Each record is to be transcribed exactly.

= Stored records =
↓↓↓
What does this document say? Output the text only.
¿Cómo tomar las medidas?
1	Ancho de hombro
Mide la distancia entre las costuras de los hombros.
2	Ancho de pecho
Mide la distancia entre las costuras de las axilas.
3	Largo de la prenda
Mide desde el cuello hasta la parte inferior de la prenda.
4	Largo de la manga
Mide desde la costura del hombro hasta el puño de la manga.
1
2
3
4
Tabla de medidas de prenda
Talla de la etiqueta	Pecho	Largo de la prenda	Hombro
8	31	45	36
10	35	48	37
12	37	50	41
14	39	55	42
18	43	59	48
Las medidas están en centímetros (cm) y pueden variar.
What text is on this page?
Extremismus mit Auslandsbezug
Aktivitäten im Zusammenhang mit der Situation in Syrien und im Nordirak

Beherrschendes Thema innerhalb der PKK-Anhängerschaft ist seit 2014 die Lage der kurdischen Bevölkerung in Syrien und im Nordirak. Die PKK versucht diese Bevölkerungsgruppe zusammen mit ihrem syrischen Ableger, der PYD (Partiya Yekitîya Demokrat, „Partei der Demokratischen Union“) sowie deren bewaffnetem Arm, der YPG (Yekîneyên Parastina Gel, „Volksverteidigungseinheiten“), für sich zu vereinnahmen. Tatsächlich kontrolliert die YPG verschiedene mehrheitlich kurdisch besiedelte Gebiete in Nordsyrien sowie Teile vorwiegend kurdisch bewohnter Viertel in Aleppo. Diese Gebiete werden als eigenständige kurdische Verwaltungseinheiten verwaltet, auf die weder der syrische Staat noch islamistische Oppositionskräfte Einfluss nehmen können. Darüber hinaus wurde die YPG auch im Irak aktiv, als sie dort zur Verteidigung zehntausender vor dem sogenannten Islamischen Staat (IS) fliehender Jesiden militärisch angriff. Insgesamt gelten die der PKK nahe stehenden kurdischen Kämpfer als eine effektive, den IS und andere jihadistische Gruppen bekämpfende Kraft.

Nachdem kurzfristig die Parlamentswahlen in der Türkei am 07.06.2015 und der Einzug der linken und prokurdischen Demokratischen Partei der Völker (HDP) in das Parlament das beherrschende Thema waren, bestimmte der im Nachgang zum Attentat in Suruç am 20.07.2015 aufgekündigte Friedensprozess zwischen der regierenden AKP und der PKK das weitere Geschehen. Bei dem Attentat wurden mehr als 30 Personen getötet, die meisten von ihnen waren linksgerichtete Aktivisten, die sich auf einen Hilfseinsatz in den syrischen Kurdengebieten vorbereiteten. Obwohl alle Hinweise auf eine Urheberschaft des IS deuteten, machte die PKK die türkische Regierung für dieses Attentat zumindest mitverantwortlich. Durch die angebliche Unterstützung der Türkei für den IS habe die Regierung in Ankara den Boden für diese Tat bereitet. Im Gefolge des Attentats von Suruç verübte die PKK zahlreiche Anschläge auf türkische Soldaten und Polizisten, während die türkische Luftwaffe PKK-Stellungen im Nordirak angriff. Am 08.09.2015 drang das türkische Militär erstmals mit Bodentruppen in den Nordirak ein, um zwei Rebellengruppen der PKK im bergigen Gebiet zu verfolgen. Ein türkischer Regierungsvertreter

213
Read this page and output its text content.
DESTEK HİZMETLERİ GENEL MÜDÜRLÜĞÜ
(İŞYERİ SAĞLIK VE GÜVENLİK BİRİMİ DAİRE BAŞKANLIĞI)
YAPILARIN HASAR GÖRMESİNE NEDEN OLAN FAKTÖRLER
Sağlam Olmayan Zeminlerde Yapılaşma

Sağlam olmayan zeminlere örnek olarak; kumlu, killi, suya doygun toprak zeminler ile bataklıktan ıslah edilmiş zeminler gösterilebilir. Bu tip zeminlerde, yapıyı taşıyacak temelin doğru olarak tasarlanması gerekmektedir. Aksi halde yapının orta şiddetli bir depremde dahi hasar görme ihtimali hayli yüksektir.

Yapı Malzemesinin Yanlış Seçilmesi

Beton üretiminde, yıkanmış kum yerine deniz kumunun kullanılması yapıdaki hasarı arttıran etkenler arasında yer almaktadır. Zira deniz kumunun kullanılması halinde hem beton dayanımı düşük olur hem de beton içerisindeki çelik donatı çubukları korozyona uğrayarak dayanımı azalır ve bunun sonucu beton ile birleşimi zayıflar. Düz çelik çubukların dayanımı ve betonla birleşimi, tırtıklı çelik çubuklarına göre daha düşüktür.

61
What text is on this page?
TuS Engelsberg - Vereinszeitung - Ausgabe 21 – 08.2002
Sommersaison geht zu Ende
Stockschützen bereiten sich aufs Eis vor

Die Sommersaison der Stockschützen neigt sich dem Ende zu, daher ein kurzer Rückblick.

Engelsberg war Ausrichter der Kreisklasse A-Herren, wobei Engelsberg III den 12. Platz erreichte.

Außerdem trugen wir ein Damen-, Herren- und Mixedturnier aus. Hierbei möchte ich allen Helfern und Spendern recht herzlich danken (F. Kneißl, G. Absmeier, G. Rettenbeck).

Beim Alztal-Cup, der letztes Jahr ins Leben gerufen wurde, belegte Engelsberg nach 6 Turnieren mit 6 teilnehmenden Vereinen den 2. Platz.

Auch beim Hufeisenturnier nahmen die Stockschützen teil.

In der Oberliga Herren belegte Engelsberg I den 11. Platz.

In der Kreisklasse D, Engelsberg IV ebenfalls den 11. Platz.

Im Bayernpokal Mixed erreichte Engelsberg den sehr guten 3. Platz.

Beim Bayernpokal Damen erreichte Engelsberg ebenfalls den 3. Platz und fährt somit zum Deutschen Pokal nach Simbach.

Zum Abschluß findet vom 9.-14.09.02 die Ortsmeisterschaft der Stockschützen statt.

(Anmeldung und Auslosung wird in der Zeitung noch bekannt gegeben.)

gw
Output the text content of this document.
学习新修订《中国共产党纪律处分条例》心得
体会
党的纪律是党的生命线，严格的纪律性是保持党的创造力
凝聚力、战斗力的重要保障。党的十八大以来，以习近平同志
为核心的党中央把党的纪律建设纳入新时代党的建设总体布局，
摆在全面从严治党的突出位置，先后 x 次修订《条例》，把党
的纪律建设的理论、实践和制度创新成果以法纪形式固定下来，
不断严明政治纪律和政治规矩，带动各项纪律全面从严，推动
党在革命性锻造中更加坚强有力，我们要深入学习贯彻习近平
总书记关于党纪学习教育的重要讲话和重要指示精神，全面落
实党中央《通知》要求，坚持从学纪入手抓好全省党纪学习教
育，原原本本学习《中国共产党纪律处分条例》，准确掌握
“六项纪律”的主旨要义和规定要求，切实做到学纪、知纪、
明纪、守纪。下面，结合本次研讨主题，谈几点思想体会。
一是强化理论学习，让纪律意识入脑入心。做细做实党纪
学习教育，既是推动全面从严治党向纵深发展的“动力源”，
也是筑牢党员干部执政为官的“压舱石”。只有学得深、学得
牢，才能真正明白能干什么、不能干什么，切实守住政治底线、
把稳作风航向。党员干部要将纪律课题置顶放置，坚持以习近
↑↑↑
= Response to the task =
What does this document say? Output the text only.
¿Cómo tomar las medidas?
1	Ancho de hombro
Mide la distancia entre las costuras de los hombros.
2	Ancho de pecho
Mide la distancia entre las costuras de las axilas.
3	Largo de la prenda
Mide desde el cuello hasta la parte inferior de la prenda.
4	Largo de la manga
Mide desde la costura del hombro hasta el puño de la manga.
1
2
3
4
Tabla de medidas de prenda
Talla de la etiqueta	Pecho	Largo de la prenda	Hombro
8	31	45	36
10	35	48	37
12	37	50	41
14	39	55	42
18	43	59	48
Las medidas están en centímetros (cm) y pueden variar.
What text is on this page?
Extremismus mit Auslandsbezug
Aktivitäten im Zusammenhang mit der Situation in Syrien und im Nordirak

Beherrschendes Thema innerhalb der PKK-Anhängerschaft ist seit 2014 die Lage der kurdischen Bevölkerung in Syrien und im Nordirak. Die PKK versucht diese Bevölkerungsgruppe zusammen mit ihrem syrischen Ableger, der PYD (Partiya Yekitîya Demokrat, „Partei der Demokratischen Union“) sowie deren bewaffnetem Arm, der YPG (Yekîneyên Parastina Gel, „Volksverteidigungseinheiten“), für sich zu vereinnahmen. Tatsächlich kontrolliert die YPG verschiedene mehrheitlich kurdisch besiedelte Gebiete in Nordsyrien sowie Teile vorwiegend kurdisch bewohnter Viertel in Aleppo. Diese Gebiete werden als eigenständige kurdische Verwaltungseinheiten verwaltet, auf die weder der syrische Staat noch islamistische Oppositionskräfte Einfluss nehmen können. Darüber hinaus wurde die YPG auch im Irak aktiv, als sie dort zur Verteidigung zehntausender vor dem sogenannten Islamischen Staat (IS) fliehender Jesiden militärisch angriff. Insgesamt gelten die der PKK nahe stehenden kurdischen Kämpfer als eine effektive, den IS und andere jihadistische Gruppen bekämpfende Kraft.

Nachdem kurzfristig die Parlamentswahlen in der Türkei am 07.06.2015 und der Einzug der linken und prokurdischen Demokratischen Partei der Völker (HDP) in das Parlament das beherrschende Thema waren, bestimmte der im Nachgang zum Attentat in Suruç am 20.07.2015 aufgekündigte Friedensprozess zwischen der regierenden AKP und der PKK das weitere Geschehen. Bei dem Attentat wurden mehr als 30 Personen getötet, die meisten von ihnen waren linksgerichtete Aktivisten, die sich auf einen Hilfseinsatz in den syrischen Kurdengebieten vorbereiteten. Obwohl alle Hinweise auf eine Urheberschaft des IS deuteten, machte die PKK die türkische Regierung für dieses Attentat zumindest mitverantwortlich. Durch die angebliche Unterstützung der Türkei für den IS habe die Regierung in Ankara den Boden für diese Tat bereitet. Im Gefolge des Attentats von Suruç verübte die PKK zahlreiche Anschläge auf türkische Soldaten und Polizisten, während die türkische Luftwaffe PKK-Stellungen im Nordirak angriff. Am 08.09.2015 drang das türkische Militär erstmals mit Bodentruppen in den Nordirak ein, um zwei Rebellengruppen der PKK im bergigen Gebiet zu verfolgen. Ein türkischer Regierungsvertreter

213
Read this page and output its text content.
DESTEK HİZMETLERİ GENEL MÜDÜRLÜĞÜ
(İŞYERİ SAĞLIK VE GÜVENLİK BİRİMİ DAİRE BAŞKANLIĞI)
YAPILARIN HASAR GÖRMESİNE NEDEN OLAN FAKTÖRLER
Sağlam Olmayan Zeminlerde Yapılaşma

Sağlam olmayan zeminlere örnek olarak; kumlu, killi, suya doygun toprak zeminler ile bataklıktan ıslah edilmiş zeminler gösterilebilir. Bu tip zeminlerde, yapıyı taşıyacak temelin doğru olarak tasarlanması gerekmektedir. Aksi halde yapının orta şiddetli bir depremde dahi hasar görme ihtimali hayli yüksektir.

Yapı Malzemesinin Yanlış Seçilmesi

Beton üretiminde, yıkanmış kum yerine deniz kumunun kullanılması yapıdaki hasarı arttıran etkenler arasında yer almaktadır. Zira deniz kumunun kullanılması halinde hem beton dayanımı düşük olur hem de beton içerisindeki çelik donatı çubukları korozyona uğrayarak dayanımı azalır ve bunun sonucu beton ile birleşimi zayıflar. Düz çelik çubukların dayanımı ve betonla birleşimi, tırtıklı çelik çubuklarına göre daha düşüktür.

61
What text is on this page?
TuS Engelsberg - Vereinszeitung - Ausgabe 21 – 08.2002
Sommersaison geht zu Ende
Stockschützen bereiten sich aufs Eis vor

Die Sommersaison der Stockschützen neigt sich dem Ende zu, daher ein kurzer Rückblick.

Engelsberg war Ausrichter der Kreisklasse A-Herren, wobei Engelsberg III den 12. Platz erreichte.

Außerdem trugen wir ein Damen-, Herren- und Mixedturnier aus. Hierbei möchte ich allen Helfern und Spendern recht herzlich danken (F. Kneißl, G. Absmeier, G. Rettenbeck).

Beim Alztal-Cup, der letztes Jahr ins Leben gerufen wurde, belegte Engelsberg nach 6 Turnieren mit 6 teilnehmenden Vereinen den 2. Platz.

Auch beim Hufeisenturnier nahmen die Stockschützen teil.

In der Oberliga Herren belegte Engelsberg I den 11. Platz.

In der Kreisklasse D, Engelsberg IV ebenfalls den 11. Platz.

Im Bayernpokal Mixed erreichte Engelsberg den sehr guten 3. Platz.

Beim Bayernpokal Damen erreichte Engelsberg ebenfalls den 3. Platz und fährt somit zum Deutschen Pokal nach Simbach.

Zum Abschluß findet vom 9.-14.09.02 die Ortsmeisterschaft der Stockschützen statt.

(Anmeldung und Auslosung wird in der Zeitung noch bekannt gegeben.)

gw
Output the text content of this document.
学习新修订《中国共产党纪律处分条例》心得
体会
党的纪律是党的生命线，严格的纪律性是保持党的创造力
凝聚力、战斗力的重要保障。党的十八大以来，以习近平同志
为核心的党中央把党的纪律建设纳入新时代党的建设总体布局，
摆在全面从严治党的突出位置，先后 x 次修订《条例》，把党
的纪律建设的理论、实践和制度创新成果以法纪形式固定下来，
不断严明政治纪律和政治规矩，带动各项纪律全面从严，推动
党在革命性锻造中更加坚强有力，我们要深入学习贯彻习近平
总书记关于党纪学习教育的重要讲话和重要指示精神，全面落
实党中央《通知》要求，坚持从学纪入手抓好全省党纪学习教
育，原原本本学习《中国共产党纪律处分条例》，准确掌握
“六项纪律”的主旨要义和规定要求，切实做到学纪、知纪、
明纪、守纪。下面，结合本次研讨主题，谈几点思想体会。
一是强化理论学习，让纪律意识入脑入心。做细做实党纪
学习教育，既是推动全面从严治党向纵深发展的“动力源”，
也是筑牢党员干部执政为官的“压舱石”。只有学得深、学得
牢，才能真正明白能干什么、不能干什么，切实守住政治底线、
把稳作风航向。党员干部要将纪律课题置顶放置，坚持以习近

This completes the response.